- [TASK INPUTS]
■ ■ ■ ■ ■

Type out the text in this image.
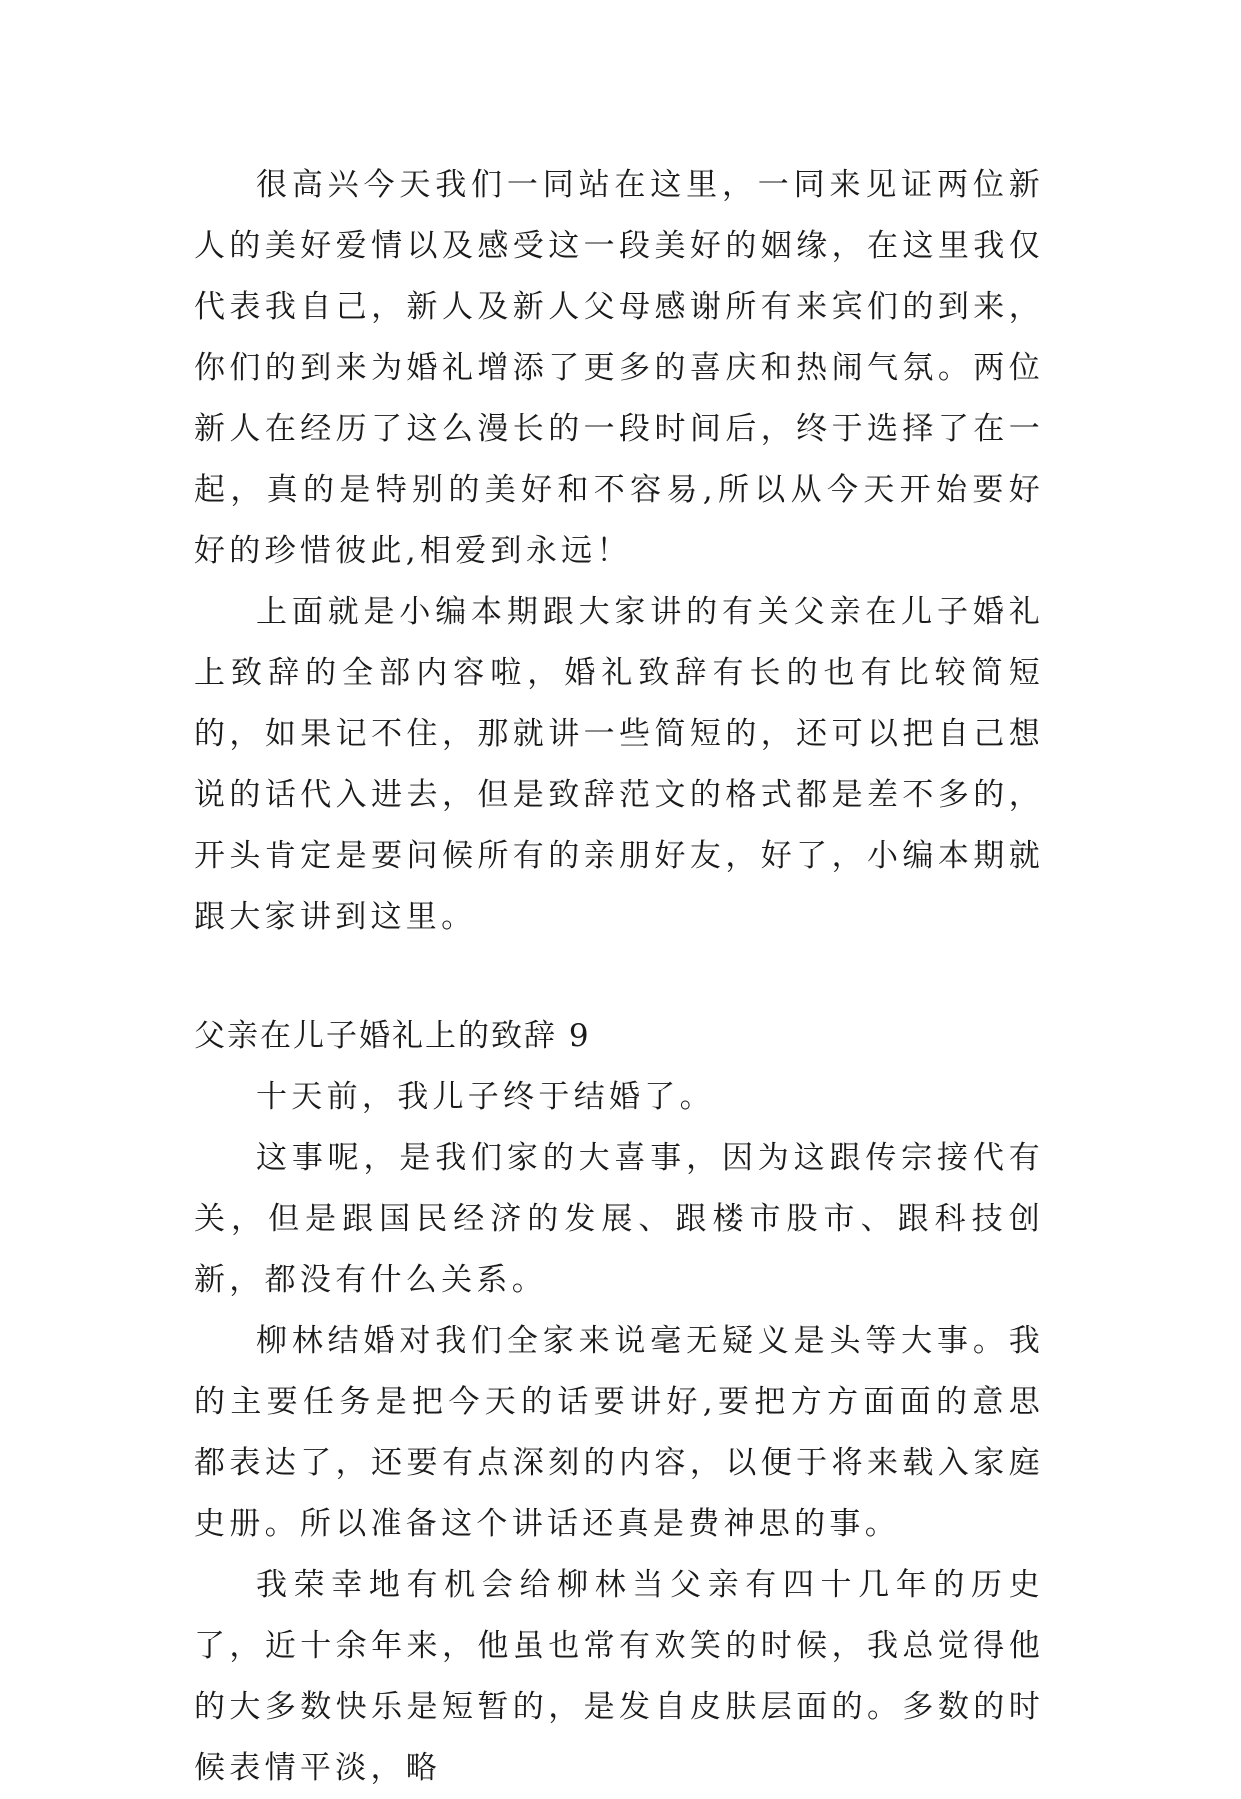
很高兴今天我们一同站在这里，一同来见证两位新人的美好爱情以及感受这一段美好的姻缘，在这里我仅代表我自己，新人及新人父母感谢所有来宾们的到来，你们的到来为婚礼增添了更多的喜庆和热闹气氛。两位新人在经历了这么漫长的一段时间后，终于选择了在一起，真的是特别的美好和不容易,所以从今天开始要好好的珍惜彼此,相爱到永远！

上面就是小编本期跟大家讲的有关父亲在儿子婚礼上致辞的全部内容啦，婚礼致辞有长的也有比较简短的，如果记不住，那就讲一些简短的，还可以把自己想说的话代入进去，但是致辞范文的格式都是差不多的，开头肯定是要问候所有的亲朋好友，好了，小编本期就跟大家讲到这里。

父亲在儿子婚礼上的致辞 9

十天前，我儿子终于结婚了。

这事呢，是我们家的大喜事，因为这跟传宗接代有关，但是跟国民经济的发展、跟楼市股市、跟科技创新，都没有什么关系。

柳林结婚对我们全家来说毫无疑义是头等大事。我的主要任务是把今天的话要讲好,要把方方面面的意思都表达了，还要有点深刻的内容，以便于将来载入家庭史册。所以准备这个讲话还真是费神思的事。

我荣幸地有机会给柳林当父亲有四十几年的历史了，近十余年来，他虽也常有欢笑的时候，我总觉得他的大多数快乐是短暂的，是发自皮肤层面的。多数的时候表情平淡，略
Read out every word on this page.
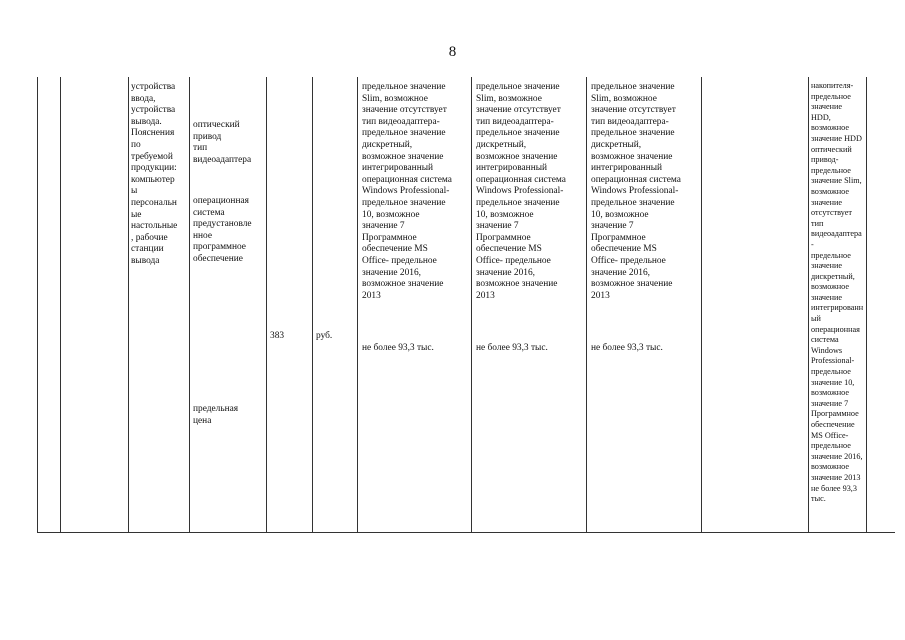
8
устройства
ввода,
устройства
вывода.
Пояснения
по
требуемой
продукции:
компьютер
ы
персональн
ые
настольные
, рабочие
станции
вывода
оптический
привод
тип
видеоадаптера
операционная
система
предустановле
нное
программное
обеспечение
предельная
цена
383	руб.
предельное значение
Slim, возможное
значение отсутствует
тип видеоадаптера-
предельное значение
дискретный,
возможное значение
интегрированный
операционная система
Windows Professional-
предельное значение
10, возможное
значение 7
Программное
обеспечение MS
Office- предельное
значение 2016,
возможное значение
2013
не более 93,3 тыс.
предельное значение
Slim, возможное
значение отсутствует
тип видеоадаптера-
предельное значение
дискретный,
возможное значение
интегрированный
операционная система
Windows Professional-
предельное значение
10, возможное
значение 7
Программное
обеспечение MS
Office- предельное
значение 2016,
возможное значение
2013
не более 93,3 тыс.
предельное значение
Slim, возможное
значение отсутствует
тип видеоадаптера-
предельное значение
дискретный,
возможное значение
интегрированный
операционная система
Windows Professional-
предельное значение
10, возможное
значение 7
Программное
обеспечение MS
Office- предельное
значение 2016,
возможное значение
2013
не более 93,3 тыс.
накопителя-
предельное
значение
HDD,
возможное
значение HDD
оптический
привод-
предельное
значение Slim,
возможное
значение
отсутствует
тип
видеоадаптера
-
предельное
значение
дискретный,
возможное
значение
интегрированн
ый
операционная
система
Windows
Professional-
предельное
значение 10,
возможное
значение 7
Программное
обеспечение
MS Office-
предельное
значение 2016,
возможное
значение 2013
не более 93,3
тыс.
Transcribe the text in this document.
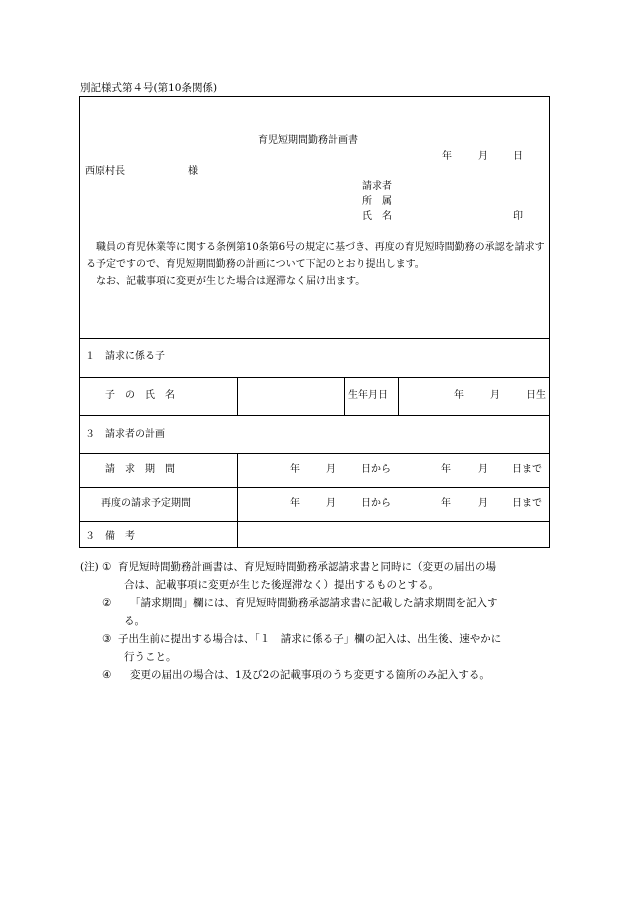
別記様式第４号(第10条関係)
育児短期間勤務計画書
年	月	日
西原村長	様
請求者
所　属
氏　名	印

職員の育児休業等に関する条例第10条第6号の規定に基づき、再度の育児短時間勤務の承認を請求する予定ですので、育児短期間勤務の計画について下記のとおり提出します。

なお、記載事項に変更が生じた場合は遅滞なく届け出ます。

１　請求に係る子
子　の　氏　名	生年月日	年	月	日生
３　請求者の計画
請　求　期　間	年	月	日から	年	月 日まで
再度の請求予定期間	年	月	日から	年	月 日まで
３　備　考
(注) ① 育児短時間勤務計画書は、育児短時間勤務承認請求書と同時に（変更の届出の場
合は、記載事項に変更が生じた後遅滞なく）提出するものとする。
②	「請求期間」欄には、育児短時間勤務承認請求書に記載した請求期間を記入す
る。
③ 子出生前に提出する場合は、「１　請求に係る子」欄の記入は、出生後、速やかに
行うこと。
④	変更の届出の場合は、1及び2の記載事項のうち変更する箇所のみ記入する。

■ ■ ■ ■ ■

- [GIVEN REQUEST] Copy everything in the records above except the pictures, exactly as written.

- [ANSWER BELOW]
Type out the text in this image.
很高兴今天我们一同站在这里，一同来见证两位新人的美好爱情以及感受这一段美好的姻缘，在这里我仅代表我自己，新人及新人父母感谢所有来宾们的到来，你们的到来为婚礼增添了更多的喜庆和热闹气氛。两位新人在经历了这么漫长的一段时间后，终于选择了在一起，真的是特别的美好和不容易,所以从今天开始要好好的珍惜彼此,相爱到永远！

上面就是小编本期跟大家讲的有关父亲在儿子婚礼上致辞的全部内容啦，婚礼致辞有长的也有比较简短的，如果记不住，那就讲一些简短的，还可以把自己想说的话代入进去，但是致辞范文的格式都是差不多的，开头肯定是要问候所有的亲朋好友，好了，小编本期就跟大家讲到这里。

父亲在儿子婚礼上的致辞 9

十天前，我儿子终于结婚了。

这事呢，是我们家的大喜事，因为这跟传宗接代有关，但是跟国民经济的发展、跟楼市股市、跟科技创新，都没有什么关系。

柳林结婚对我们全家来说毫无疑义是头等大事。我的主要任务是把今天的话要讲好,要把方方面面的意思都表达了，还要有点深刻的内容，以便于将来载入家庭史册。所以准备这个讲话还真是费神思的事。

我荣幸地有机会给柳林当父亲有四十几年的历史了，近十余年来，他虽也常有欢笑的时候，我总觉得他的大多数快乐是短暂的，是发自皮肤层面的。多数的时候表情平淡，略
Read out every word on this page.
8
устройства
ввода,
устройства
вывода.
Пояснения
по
требуемой
продукции:
компьютер
ы
персональн
ые
настольные
, рабочие
станции
вывода
оптический
привод
тип
видеоадаптера
операционная
система
предустановле
нное
программное
обеспечение
предельная
цена
383	руб.
предельное значение
Slim, возможное
значение отсутствует
тип видеоадаптера-
предельное значение
дискретный,
возможное значение
интегрированный
операционная система
Windows Professional-
предельное значение
10, возможное
значение 7
Программное
обеспечение MS
Office- предельное
значение 2016,
возможное значение
2013
не более 93,3 тыс.
предельное значение
Slim, возможное
значение отсутствует
тип видеоадаптера-
предельное значение
дискретный,
возможное значение
интегрированный
операционная система
Windows Professional-
предельное значение
10, возможное
значение 7
Программное
обеспечение MS
Office- предельное
значение 2016,
возможное значение
2013
не более 93,3 тыс.
предельное значение
Slim, возможное
значение отсутствует
тип видеоадаптера-
предельное значение
дискретный,
возможное значение
интегрированный
операционная система
Windows Professional-
предельное значение
10, возможное
значение 7
Программное
обеспечение MS
Office- предельное
значение 2016,
возможное значение
2013
не более 93,3 тыс.
накопителя-
предельное
значение
HDD,
возможное
значение HDD
оптический
привод-
предельное
значение Slim,
возможное
значение
отсутствует
тип
видеоадаптера
-
предельное
значение
дискретный,
возможное
значение
интегрированн
ый
операционная
система
Windows
Professional-
предельное
значение 10,
возможное
значение 7
Программное
обеспечение
MS Office-
предельное
значение 2016,
возможное
значение 2013
не более 93,3
тыс.
Transcribe the text in this document.
別記様式第４号(第10条関係)
育児短期間勤務計画書
年	月	日
西原村長	様
請求者
所　属
氏　名	印

職員の育児休業等に関する条例第10条第6号の規定に基づき、再度の育児短時間勤務の承認を請求する予定ですので、育児短期間勤務の計画について下記のとおり提出します。

なお、記載事項に変更が生じた場合は遅滞なく届け出ます。

１　請求に係る子
子　の　氏　名	生年月日	年	月	日生
３　請求者の計画
請　求　期　間	年	月	日から	年	月 日まで
再度の請求予定期間	年	月	日から	年	月 日まで
３　備　考
(注) ① 育児短時間勤務計画書は、育児短時間勤務承認請求書と同時に（変更の届出の場
合は、記載事項に変更が生じた後遅滞なく）提出するものとする。
②	「請求期間」欄には、育児短時間勤務承認請求書に記載した請求期間を記入す
る。
③ 子出生前に提出する場合は、「１　請求に係る子」欄の記入は、出生後、速やかに
行うこと。
④	変更の届出の場合は、1及び2の記載事項のうち変更する箇所のみ記入する。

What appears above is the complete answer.